Stored data
[start]

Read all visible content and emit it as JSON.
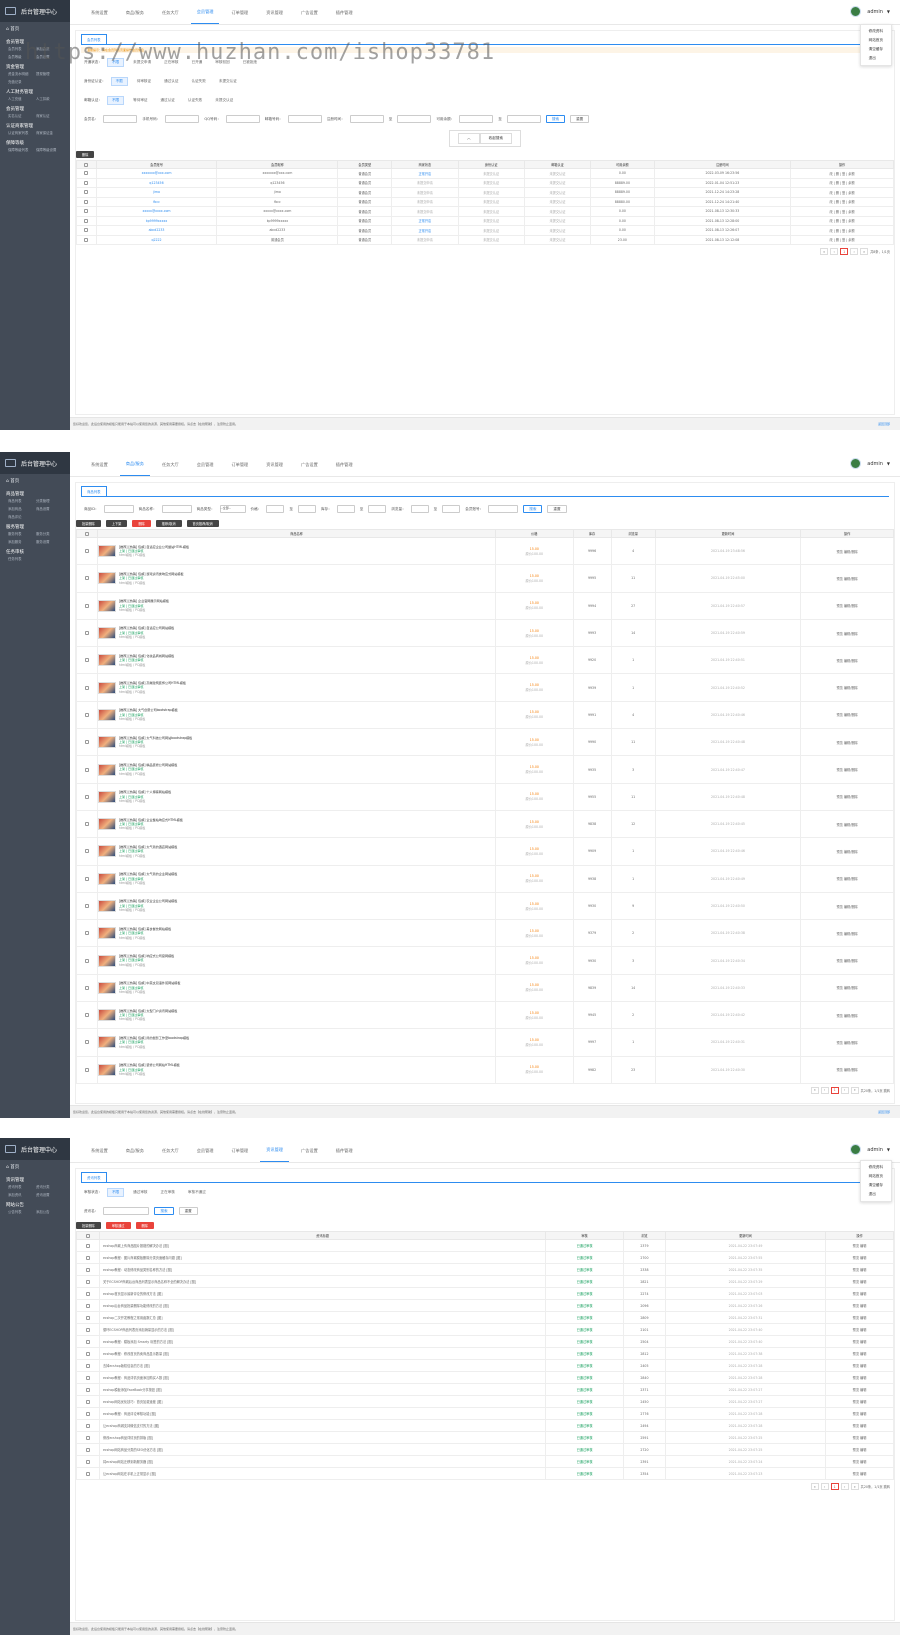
{
  "brand": "后台管理中心",
  "watermark": "https://www.huzhan.com/ishop33781",
  "user": {
    "name": "admin",
    "menu": [
      "修改资料",
      "网站首页",
      "清空缓存",
      "退出"
    ]
  },
  "footer": {
    "text": "您好欢迎您，此后台使用的模板只能用于本站可以使用您的资源，其他使用需要授权。请点击【在线帮助】，注意防止盗用。",
    "right": "返回顶部"
  },
  "s1": {
    "nav": [
      "系统设置",
      "商品/服务",
      "任务大厅",
      "会员管理",
      "订单管理",
      "资讯管理",
      "广告设置",
      "插件管理"
    ],
    "nav_active": 3,
    "sidebar": [
      {
        "group": "会员管理",
        "items": [
          "会员列表",
          "添加会员",
          "会员等级",
          "会员设置"
        ]
      },
      {
        "group": "资金管理",
        "items": [
          "资金流水明细",
          "提现管理",
          "充值记录"
        ]
      },
      {
        "group": "人工财务管理",
        "items": [
          "人工充值",
          "人工扣款"
        ]
      },
      {
        "group": "会员管理",
        "items": [
          "实名认证",
          "商家认证"
        ]
      },
      {
        "group": "认证商家管理",
        "items": [
          "认证商家列表",
          "商家保证金"
        ]
      },
      {
        "group": "保障等级",
        "items": [
          "保障等级列表",
          "保障等级设置"
        ]
      }
    ],
    "tab": "会员列表",
    "notice": "温馨提示：请在会员列表页面操作会员信息",
    "filters": [
      {
        "label": "开通状态：",
        "chips": [
          "不限",
          "未提交申请",
          "正在审核",
          "已开通",
          "审核驳回",
          "已被拒绝"
        ]
      },
      {
        "label": "身份证认证：",
        "chips": [
          "不限",
          "待审核证",
          "通过认证",
          "认证失败",
          "未提交认证"
        ]
      },
      {
        "label": "邮箱认证：",
        "chips": [
          "不限",
          "等待审证",
          "通过认证",
          "认证失败",
          "未提交认证"
        ]
      }
    ],
    "search_fields": [
      "会员名：",
      "手机号码：",
      "QQ号码：",
      "邮箱号码：",
      "注册时间：",
      "至",
      "可用余额：",
      "至"
    ],
    "search_btn": "搜索",
    "reset_btn": "重置",
    "collapse": "收起搜索",
    "del_btn": "删除",
    "columns": [
      "",
      "会员账号",
      "会员昵称",
      "会员类型",
      "商家状态",
      "身份认证",
      "邮箱认证",
      "可用余额",
      "注册时间",
      "操作"
    ],
    "rows": [
      [
        "xxxxxxx@xxx.com",
        "xxxxxxx@xxx.com",
        "普通会员",
        "正常开店",
        "未提交认证",
        "未提交认证",
        "0.00",
        "2022-03-09 16:23:56"
      ],
      [
        "q123456",
        "q123456",
        "普通会员",
        "未提交申请",
        "未提交认证",
        "未提交认证",
        "88889.00",
        "2022-01-04 12:51:23"
      ],
      [
        "jimo",
        "jimo",
        "普通会员",
        "未提交申请",
        "未提交认证",
        "未提交认证",
        "88889.00",
        "2021-12-24 14:23:28"
      ],
      [
        "fbcc",
        "fbcc",
        "普通会员",
        "未提交申请",
        "未提交认证",
        "未提交认证",
        "88880.00",
        "2021-12-24 14:21:40"
      ],
      [
        "xxxxx@xxxx.com",
        "xxxxx@xxxx.com",
        "普通会员",
        "未提交申请",
        "未提交认证",
        "未提交认证",
        "0.00",
        "2021-08-13 12:30:33"
      ],
      [
        "kp9999xxxxx",
        "kp9999xxxxx",
        "普通会员",
        "正常开店",
        "未提交认证",
        "未提交认证",
        "0.00",
        "2021-08-13 12:28:00"
      ],
      [
        "abcd2233",
        "abcd2233",
        "普通会员",
        "正常开店",
        "未提交认证",
        "未提交认证",
        "0.00",
        "2021-08-13 12:26:07"
      ],
      [
        "q2222",
        "普通会员",
        "普通会员",
        "未提交申请",
        "未提交认证",
        "未提交认证",
        "23.00",
        "2021-08-13 12:12:08"
      ]
    ],
    "ops": "改 | 删 | 登 | 余额",
    "pager": {
      "current": "1",
      "total": "共8条，1/1页"
    }
  },
  "s2": {
    "nav": [
      "系统设置",
      "商品/服务",
      "任务大厅",
      "会员管理",
      "订单管理",
      "资讯管理",
      "广告设置",
      "插件管理"
    ],
    "nav_active": 1,
    "sidebar": [
      {
        "group": "商品管理",
        "items": [
          "商品列表",
          "分类管理",
          "添加商品",
          "商品设置",
          "商品评论"
        ]
      },
      {
        "group": "服务管理",
        "items": [
          "服务列表",
          "服务分类",
          "添加服务",
          "服务设置"
        ]
      },
      {
        "group": "任务审核",
        "items": [
          "任务列表"
        ]
      }
    ],
    "tab": "商品列表",
    "search": [
      "商品ID：",
      "商品名称：",
      "商品类型：",
      "--全部--",
      "价格：",
      "至",
      "库存：",
      "至",
      "浏览量：",
      "至",
      "会员账号：",
      "搜索",
      "重置"
    ],
    "actions": [
      "批量删除",
      "上下架",
      "删除",
      "推荐/取消",
      "首页推荐/取消"
    ],
    "columns": [
      "",
      "商品名称",
      "价格",
      "库存",
      "浏览量",
      "更新时间",
      "操作"
    ],
    "rows": [
      [
        "[推荐] [热销] 包邮] 自适应企业公司整站HTML模板",
        "15.00",
        "9996",
        "4",
        "2021-04-19 23:48:56"
      ],
      [
        "[推荐] [热销] 包邮] 游戏资讯类响应式网站模板",
        "15.00",
        "9995",
        "11",
        "2021-04-19 22:45:00"
      ],
      [
        "[推荐] [热销] 企业官网展示网站模板",
        "15.00",
        "9994",
        "27",
        "2021-04-19 22:40:57"
      ],
      [
        "[推荐] [热销] 包邮] 自适应公司网站模板",
        "15.00",
        "9993",
        "14",
        "2021-04-19 22:40:59"
      ],
      [
        "[推荐] [热销] 包邮] 化妆品商城网站模板",
        "15.00",
        "9920",
        "1",
        "2021-04-19 22:40:51"
      ],
      [
        "[推荐] [热销] 包邮] 高端建筑装饰公司HTML模板",
        "15.00",
        "9939",
        "1",
        "2021-04-19 22:40:52"
      ],
      [
        "[推荐] [热销] 大气创意公司bootstrap模板",
        "15.00",
        "9991",
        "4",
        "2021-04-19 22:40:46"
      ],
      [
        "[推荐] [热销] 包邮] 大气科技公司网站bootstrap模板",
        "15.00",
        "9990",
        "11",
        "2021-04-19 22:40:48"
      ],
      [
        "[推荐] [热销] 包邮] 精品装修公司网站模板",
        "15.00",
        "9935",
        "3",
        "2021-04-19 22:40:47"
      ],
      [
        "[推荐] [热销] 包邮] 个人博客网站模板",
        "15.00",
        "9955",
        "11",
        "2021-04-19 22:40:48"
      ],
      [
        "[推荐] [热销] 包邮] 企业整站响应式HTML模板",
        "15.00",
        "9838",
        "12",
        "2021-04-19 22:40:45"
      ],
      [
        "[推荐] [热销] 包邮] 大气简约酒店网站模板",
        "15.00",
        "9909",
        "1",
        "2021-04-19 22:40:46"
      ],
      [
        "[推荐] [热销] 包邮] 大气简约企业网站模板",
        "15.00",
        "9938",
        "1",
        "2021-04-19 22:40:49"
      ],
      [
        "[推荐] [热销] 包邮] 农业企业公司网站模板",
        "15.00",
        "9930",
        "9",
        "2021-04-19 22:40:50"
      ],
      [
        "[推荐] [热销] 包邮] 美食餐饮网站模板",
        "15.00",
        "9379",
        "2",
        "2021-04-19 22:40:38"
      ],
      [
        "[推荐] [热销] 包邮] 响应式公司官网模板",
        "15.00",
        "9930",
        "3",
        "2021-04-19 22:40:34"
      ],
      [
        "[推荐] [热销] 包邮] 中英文双语外贸网站模板",
        "15.00",
        "9839",
        "14",
        "2021-04-19 22:40:33"
      ],
      [
        "[推荐] [热销] 包邮] 大型门户资讯网站模板",
        "15.00",
        "9945",
        "2",
        "2021-04-19 22:40:42"
      ],
      [
        "[推荐] [热销] 包邮] 简约摄影工作室bootstrap模板",
        "15.00",
        "9997",
        "1",
        "2021-04-19 22:40:31"
      ],
      [
        "[推荐] [热销] 包邮] 装修公司网站HTML模板",
        "15.00",
        "9982",
        "23",
        "2021-04-19 22:40:30"
      ]
    ],
    "sub1": "上架 | 已通过审核",
    "sub2": "html模板 / PC模板",
    "orig": "原价100.00",
    "ops": [
      "预览",
      "编辑/删除"
    ],
    "pager": {
      "current": "1",
      "total": "共20条，1/1页  跳转"
    }
  },
  "s3": {
    "nav": [
      "系统设置",
      "商品/服务",
      "任务大厅",
      "会员管理",
      "订单管理",
      "资讯管理",
      "广告设置",
      "插件管理"
    ],
    "nav_active": 5,
    "sidebar": [
      {
        "group": "资讯管理",
        "items": [
          "资讯列表",
          "资讯分类",
          "添加资讯",
          "资讯设置"
        ]
      },
      {
        "group": "网站公告",
        "items": [
          "公告列表",
          "添加公告"
        ]
      }
    ],
    "tab": "资讯列表",
    "chips_label": "审核状态：",
    "chips": [
      "不限",
      "通过审核",
      "正在审核",
      "审核不通过"
    ],
    "search_label": "资讯名：",
    "search_btn": "搜索",
    "reset_btn": "重置",
    "actions": [
      "批量删除",
      "审核通过",
      "删除"
    ],
    "columns": [
      "",
      "资讯标题",
      "审核",
      "浏览",
      "更新时间",
      "操作"
    ],
    "rows": [
      [
        "ecshop商城上传商品图片报错的解决办法 [图]",
        "2379",
        "2021-04-22 23:07:49"
      ],
      [
        "ecshop教程：图片商城模板删除分类页面缓存问题 [图]",
        "2700",
        "2021-04-22 23:07:55"
      ],
      [
        "ecshop教程：动态修改商品类别名称的方法 [图]",
        "2338",
        "2021-04-22 23:07:35"
      ],
      [
        "关于ECSHOP商城后台商品列表显示商品名称不全的解决办法 [图]",
        "2821",
        "2021-04-22 23:07:29"
      ],
      [
        "ecshop首页显示最新评论的修改方法 [图]",
        "2274",
        "2021-04-22 23:07:03"
      ],
      [
        "ecshop后台商品批量删除功能修改的方法 [图]",
        "2096",
        "2021-04-22 23:07:26"
      ],
      [
        "ecshop二次开发教程之常用函数汇总 [图]",
        "2809",
        "2021-04-22 23:07:31"
      ],
      [
        "循环ECSHOP商品列表页添加销量显示的方法 [图]",
        "2101",
        "2021-04-22 23:07:40"
      ],
      [
        "ecshop教程：模板添加 Smarty 标签的方法 [图]",
        "2504",
        "2021-04-22 23:07:40"
      ],
      [
        "ecshop教程：修改首页热卖商品显示数量 [图]",
        "2812",
        "2021-04-22 23:07:38"
      ],
      [
        "去掉ecshop版权信息的方法 [图]",
        "2405",
        "2021-04-22 23:07:28"
      ],
      [
        "ecshop教程：商品详情页面添加购买人数 [图]",
        "2840",
        "2021-04-22 23:07:28"
      ],
      [
        "ecshop模板添加FaceBook分享按钮 [图]",
        "2371",
        "2021-04-22 23:07:27"
      ],
      [
        "ecshop网站优化技巧：首页加载速度 [图]",
        "2450",
        "2021-04-22 23:07:27"
      ],
      [
        "ecshop教程：商品评论审核功能 [图]",
        "2776",
        "2021-04-22 23:07:28"
      ],
      [
        "让ecshop商城支持微信支付的方法 [图]",
        "2494",
        "2021-04-22 23:07:28"
      ],
      [
        "修改ecshop商品详情页的排版 [图]",
        "2591",
        "2021-04-22 23:07:25"
      ],
      [
        "ecshop网站商品分类的SEO优化方法 [图]",
        "2720",
        "2021-04-22 23:07:25"
      ],
      [
        "将ecshop网站迁移到新服务器 [图]",
        "2391",
        "2021-04-22 23:07:24"
      ],
      [
        "让ecshop网站在手机上正常显示 [图]",
        "2354",
        "2021-04-22 23:07:23"
      ]
    ],
    "status": "已通过审核",
    "ops": [
      "预览",
      "编辑"
    ],
    "pager": {
      "current": "1",
      "total": "共20条，1/1页  跳转"
    }
  }
}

[end]

Pick out the lines above containing the word "ecshop教程", then copy them.

        "ecshop教程：图片商城模板删除分类页面缓存问题 [图]",
        "ecshop教程：动态修改商品类别名称的方法 [图]",
        "ecshop教程：模板添加 Smarty 标签的方法 [图]",
        "ecshop教程：修改首页热卖商品显示数量 [图]",
        "ecshop教程：商品详情页面添加购买人数 [图]",
        "ecshop教程：商品评论审核功能 [图]",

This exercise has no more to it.